What is expected
Your task is to extract every line from the material below exactly.
########################################
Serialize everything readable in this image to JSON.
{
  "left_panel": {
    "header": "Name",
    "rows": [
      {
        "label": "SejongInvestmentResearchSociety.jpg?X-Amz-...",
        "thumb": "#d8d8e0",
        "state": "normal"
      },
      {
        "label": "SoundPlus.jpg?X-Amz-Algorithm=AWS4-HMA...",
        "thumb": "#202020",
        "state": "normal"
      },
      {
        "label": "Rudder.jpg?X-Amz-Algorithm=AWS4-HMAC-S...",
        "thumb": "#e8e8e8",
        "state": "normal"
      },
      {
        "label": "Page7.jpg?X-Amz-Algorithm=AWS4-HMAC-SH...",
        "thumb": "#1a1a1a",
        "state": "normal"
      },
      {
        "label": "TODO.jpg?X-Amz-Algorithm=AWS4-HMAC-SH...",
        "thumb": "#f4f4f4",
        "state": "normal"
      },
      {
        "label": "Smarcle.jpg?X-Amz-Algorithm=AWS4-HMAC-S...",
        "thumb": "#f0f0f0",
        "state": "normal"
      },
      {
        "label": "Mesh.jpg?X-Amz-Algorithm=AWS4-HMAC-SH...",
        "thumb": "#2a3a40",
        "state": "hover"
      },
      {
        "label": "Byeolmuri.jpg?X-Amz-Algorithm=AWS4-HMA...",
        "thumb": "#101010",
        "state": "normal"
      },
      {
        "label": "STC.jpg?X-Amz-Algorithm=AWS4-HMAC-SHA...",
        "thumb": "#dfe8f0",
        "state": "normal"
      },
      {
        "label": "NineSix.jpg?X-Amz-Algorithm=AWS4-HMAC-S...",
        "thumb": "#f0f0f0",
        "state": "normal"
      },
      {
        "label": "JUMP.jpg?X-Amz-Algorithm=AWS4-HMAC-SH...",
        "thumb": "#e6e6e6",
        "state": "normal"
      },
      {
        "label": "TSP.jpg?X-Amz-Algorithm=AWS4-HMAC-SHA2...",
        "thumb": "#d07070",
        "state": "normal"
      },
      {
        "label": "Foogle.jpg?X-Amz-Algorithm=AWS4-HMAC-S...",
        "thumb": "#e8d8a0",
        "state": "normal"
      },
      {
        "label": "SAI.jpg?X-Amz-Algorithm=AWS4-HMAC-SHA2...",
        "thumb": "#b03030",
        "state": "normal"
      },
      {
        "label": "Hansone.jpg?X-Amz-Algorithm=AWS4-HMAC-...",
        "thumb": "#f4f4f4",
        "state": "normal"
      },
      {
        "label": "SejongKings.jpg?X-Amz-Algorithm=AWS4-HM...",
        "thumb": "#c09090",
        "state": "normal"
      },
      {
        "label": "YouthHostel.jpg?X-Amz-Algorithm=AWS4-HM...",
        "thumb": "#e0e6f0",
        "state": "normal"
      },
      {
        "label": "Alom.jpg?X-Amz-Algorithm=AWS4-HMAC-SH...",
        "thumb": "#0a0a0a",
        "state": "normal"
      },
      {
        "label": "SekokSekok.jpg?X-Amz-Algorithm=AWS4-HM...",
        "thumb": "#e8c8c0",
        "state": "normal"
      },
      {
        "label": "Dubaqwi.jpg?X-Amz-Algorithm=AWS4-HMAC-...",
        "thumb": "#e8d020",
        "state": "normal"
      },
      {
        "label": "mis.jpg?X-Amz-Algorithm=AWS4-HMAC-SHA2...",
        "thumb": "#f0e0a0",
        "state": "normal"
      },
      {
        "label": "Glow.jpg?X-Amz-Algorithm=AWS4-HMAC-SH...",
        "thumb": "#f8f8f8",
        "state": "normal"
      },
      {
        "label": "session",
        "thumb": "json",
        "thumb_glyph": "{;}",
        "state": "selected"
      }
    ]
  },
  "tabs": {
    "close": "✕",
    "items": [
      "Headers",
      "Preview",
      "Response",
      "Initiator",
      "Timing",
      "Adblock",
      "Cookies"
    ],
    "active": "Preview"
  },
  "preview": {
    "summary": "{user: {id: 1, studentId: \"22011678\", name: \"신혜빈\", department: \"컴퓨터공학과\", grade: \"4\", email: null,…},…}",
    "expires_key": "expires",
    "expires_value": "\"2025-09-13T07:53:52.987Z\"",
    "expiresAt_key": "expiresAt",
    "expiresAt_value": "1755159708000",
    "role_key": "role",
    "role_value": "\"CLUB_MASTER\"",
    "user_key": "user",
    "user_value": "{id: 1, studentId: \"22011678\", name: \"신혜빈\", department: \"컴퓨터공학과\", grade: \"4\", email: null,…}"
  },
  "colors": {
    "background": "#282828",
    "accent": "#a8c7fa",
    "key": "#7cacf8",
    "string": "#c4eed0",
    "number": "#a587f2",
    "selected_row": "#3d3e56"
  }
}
########################################
Written answer
Serialize everything readable in this image to JSON.
{
  "left_panel": {
    "header": "Name",
    "rows": [
      {
        "label": "SejongInvestmentResearchSociety.jpg?X-Amz-...",
        "thumb": "#d8d8e0",
        "state": "normal"
      },
      {
        "label": "SoundPlus.jpg?X-Amz-Algorithm=AWS4-HMA...",
        "thumb": "#202020",
        "state": "normal"
      },
      {
        "label": "Rudder.jpg?X-Amz-Algorithm=AWS4-HMAC-S...",
        "thumb": "#e8e8e8",
        "state": "normal"
      },
      {
        "label": "Page7.jpg?X-Amz-Algorithm=AWS4-HMAC-SH...",
        "thumb": "#1a1a1a",
        "state": "normal"
      },
      {
        "label": "TODO.jpg?X-Amz-Algorithm=AWS4-HMAC-SH...",
        "thumb": "#f4f4f4",
        "state": "normal"
      },
      {
        "label": "Smarcle.jpg?X-Amz-Algorithm=AWS4-HMAC-S...",
        "thumb": "#f0f0f0",
        "state": "normal"
      },
      {
        "label": "Mesh.jpg?X-Amz-Algorithm=AWS4-HMAC-SH...",
        "thumb": "#2a3a40",
        "state": "hover"
      },
      {
        "label": "Byeolmuri.jpg?X-Amz-Algorithm=AWS4-HMA...",
        "thumb": "#101010",
        "state": "normal"
      },
      {
        "label": "STC.jpg?X-Amz-Algorithm=AWS4-HMAC-SHA...",
        "thumb": "#dfe8f0",
        "state": "normal"
      },
      {
        "label": "NineSix.jpg?X-Amz-Algorithm=AWS4-HMAC-S...",
        "thumb": "#f0f0f0",
        "state": "normal"
      },
      {
        "label": "JUMP.jpg?X-Amz-Algorithm=AWS4-HMAC-SH...",
        "thumb": "#e6e6e6",
        "state": "normal"
      },
      {
        "label": "TSP.jpg?X-Amz-Algorithm=AWS4-HMAC-SHA2...",
        "thumb": "#d07070",
        "state": "normal"
      },
      {
        "label": "Foogle.jpg?X-Amz-Algorithm=AWS4-HMAC-S...",
        "thumb": "#e8d8a0",
        "state": "normal"
      },
      {
        "label": "SAI.jpg?X-Amz-Algorithm=AWS4-HMAC-SHA2...",
        "thumb": "#b03030",
        "state": "normal"
      },
      {
        "label": "Hansone.jpg?X-Amz-Algorithm=AWS4-HMAC-...",
        "thumb": "#f4f4f4",
        "state": "normal"
      },
      {
        "label": "SejongKings.jpg?X-Amz-Algorithm=AWS4-HM...",
        "thumb": "#c09090",
        "state": "normal"
      },
      {
        "label": "YouthHostel.jpg?X-Amz-Algorithm=AWS4-HM...",
        "thumb": "#e0e6f0",
        "state": "normal"
      },
      {
        "label": "Alom.jpg?X-Amz-Algorithm=AWS4-HMAC-SH...",
        "thumb": "#0a0a0a",
        "state": "normal"
      },
      {
        "label": "SekokSekok.jpg?X-Amz-Algorithm=AWS4-HM...",
        "thumb": "#e8c8c0",
        "state": "normal"
      },
      {
        "label": "Dubaqwi.jpg?X-Amz-Algorithm=AWS4-HMAC-...",
        "thumb": "#e8d020",
        "state": "normal"
      },
      {
        "label": "mis.jpg?X-Amz-Algorithm=AWS4-HMAC-SHA2...",
        "thumb": "#f0e0a0",
        "state": "normal"
      },
      {
        "label": "Glow.jpg?X-Amz-Algorithm=AWS4-HMAC-SH...",
        "thumb": "#f8f8f8",
        "state": "normal"
      },
      {
        "label": "session",
        "thumb": "json",
        "thumb_glyph": "{;}",
        "state": "selected"
      }
    ]
  },
  "tabs": {
    "close": "✕",
    "items": [
      "Headers",
      "Preview",
      "Response",
      "Initiator",
      "Timing",
      "Adblock",
      "Cookies"
    ],
    "active": "Preview"
  },
  "preview": {
    "summary": "{user: {id: 1, studentId: \"22011678\", name: \"신혜빈\", department: \"컴퓨터공학과\", grade: \"4\", email: null,…},…}",
    "expires_key": "expires",
    "expires_value": "\"2025-09-13T07:53:52.987Z\"",
    "expiresAt_key": "expiresAt",
    "expiresAt_value": "1755159708000",
    "role_key": "role",
    "role_value": "\"CLUB_MASTER\"",
    "user_key": "user",
    "user_value": "{id: 1, studentId: \"22011678\", name: \"신혜빈\", department: \"컴퓨터공학과\", grade: \"4\", email: null,…}"
  },
  "colors": {
    "background": "#282828",
    "accent": "#a8c7fa",
    "key": "#7cacf8",
    "string": "#c4eed0",
    "number": "#a587f2",
    "selected_row": "#3d3e56"
  }
}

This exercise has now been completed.